--- Start RECORD LIST ---

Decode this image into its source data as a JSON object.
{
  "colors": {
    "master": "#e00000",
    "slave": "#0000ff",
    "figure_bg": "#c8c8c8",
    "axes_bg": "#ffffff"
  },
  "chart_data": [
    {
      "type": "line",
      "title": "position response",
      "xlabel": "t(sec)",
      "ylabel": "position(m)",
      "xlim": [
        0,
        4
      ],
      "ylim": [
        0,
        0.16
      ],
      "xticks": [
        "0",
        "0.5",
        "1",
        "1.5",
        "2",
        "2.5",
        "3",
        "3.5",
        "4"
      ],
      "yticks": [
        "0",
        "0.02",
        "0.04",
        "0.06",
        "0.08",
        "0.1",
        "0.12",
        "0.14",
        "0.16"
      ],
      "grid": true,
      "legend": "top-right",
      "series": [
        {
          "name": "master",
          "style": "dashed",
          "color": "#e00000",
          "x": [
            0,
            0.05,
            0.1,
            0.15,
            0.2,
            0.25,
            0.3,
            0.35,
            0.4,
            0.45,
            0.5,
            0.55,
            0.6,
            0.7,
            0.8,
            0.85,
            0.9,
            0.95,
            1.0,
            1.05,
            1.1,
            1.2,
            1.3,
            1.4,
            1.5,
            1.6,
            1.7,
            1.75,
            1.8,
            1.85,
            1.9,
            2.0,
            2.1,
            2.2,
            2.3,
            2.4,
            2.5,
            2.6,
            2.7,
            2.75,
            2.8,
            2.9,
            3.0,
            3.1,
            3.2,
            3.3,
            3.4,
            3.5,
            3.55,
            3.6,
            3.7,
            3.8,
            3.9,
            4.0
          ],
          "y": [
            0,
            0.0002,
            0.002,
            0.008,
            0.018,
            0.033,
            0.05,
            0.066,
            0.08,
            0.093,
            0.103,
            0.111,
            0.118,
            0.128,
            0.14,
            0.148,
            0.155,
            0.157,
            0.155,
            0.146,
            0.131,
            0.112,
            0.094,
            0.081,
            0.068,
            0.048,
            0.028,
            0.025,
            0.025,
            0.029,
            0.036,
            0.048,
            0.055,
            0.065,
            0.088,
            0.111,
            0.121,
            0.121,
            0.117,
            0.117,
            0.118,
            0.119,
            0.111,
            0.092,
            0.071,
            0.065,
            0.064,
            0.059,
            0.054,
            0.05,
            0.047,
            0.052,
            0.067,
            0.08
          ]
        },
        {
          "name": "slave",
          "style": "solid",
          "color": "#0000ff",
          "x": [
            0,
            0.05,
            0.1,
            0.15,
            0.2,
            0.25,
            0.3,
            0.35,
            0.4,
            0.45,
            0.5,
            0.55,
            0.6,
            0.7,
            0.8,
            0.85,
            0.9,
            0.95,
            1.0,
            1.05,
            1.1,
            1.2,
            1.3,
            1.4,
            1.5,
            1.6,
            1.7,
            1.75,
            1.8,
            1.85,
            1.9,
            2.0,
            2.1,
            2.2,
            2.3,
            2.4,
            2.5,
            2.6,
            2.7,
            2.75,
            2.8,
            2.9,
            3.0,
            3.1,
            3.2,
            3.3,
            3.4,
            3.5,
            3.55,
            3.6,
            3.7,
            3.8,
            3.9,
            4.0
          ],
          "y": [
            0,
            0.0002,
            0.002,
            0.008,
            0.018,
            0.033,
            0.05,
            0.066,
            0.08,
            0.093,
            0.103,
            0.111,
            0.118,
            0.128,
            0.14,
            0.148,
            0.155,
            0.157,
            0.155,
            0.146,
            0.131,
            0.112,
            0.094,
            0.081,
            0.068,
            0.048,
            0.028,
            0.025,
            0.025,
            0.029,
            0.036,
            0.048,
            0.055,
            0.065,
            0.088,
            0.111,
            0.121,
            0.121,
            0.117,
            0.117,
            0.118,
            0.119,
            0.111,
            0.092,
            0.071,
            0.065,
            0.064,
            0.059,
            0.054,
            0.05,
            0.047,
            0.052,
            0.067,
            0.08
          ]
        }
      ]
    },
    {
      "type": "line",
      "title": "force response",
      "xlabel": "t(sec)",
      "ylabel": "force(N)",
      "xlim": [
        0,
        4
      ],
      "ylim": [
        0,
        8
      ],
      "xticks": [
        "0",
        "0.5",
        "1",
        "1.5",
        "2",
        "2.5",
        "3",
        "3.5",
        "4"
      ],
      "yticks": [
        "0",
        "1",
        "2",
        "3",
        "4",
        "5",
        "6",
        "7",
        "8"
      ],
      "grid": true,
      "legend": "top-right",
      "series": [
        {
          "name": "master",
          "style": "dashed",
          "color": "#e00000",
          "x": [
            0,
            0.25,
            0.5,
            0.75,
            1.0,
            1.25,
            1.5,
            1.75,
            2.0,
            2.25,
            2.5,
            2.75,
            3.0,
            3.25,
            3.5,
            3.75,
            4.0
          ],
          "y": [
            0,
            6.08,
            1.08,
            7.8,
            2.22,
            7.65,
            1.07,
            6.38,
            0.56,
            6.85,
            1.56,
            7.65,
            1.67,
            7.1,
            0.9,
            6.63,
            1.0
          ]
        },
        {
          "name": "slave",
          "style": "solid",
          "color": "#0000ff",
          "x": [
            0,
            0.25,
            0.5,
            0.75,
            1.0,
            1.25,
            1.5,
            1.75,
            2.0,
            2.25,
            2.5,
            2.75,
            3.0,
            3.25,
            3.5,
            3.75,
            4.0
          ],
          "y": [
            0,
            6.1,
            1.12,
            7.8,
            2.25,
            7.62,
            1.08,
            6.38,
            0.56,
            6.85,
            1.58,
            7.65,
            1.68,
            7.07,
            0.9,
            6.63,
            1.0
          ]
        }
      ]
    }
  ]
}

--- End RECORD LIST ---

# CHALLENGE
Copy every line of the records above that holds the word "position".

# EXERCISE OUTPUT
      "title": "position response",
      "ylabel": "position(m)",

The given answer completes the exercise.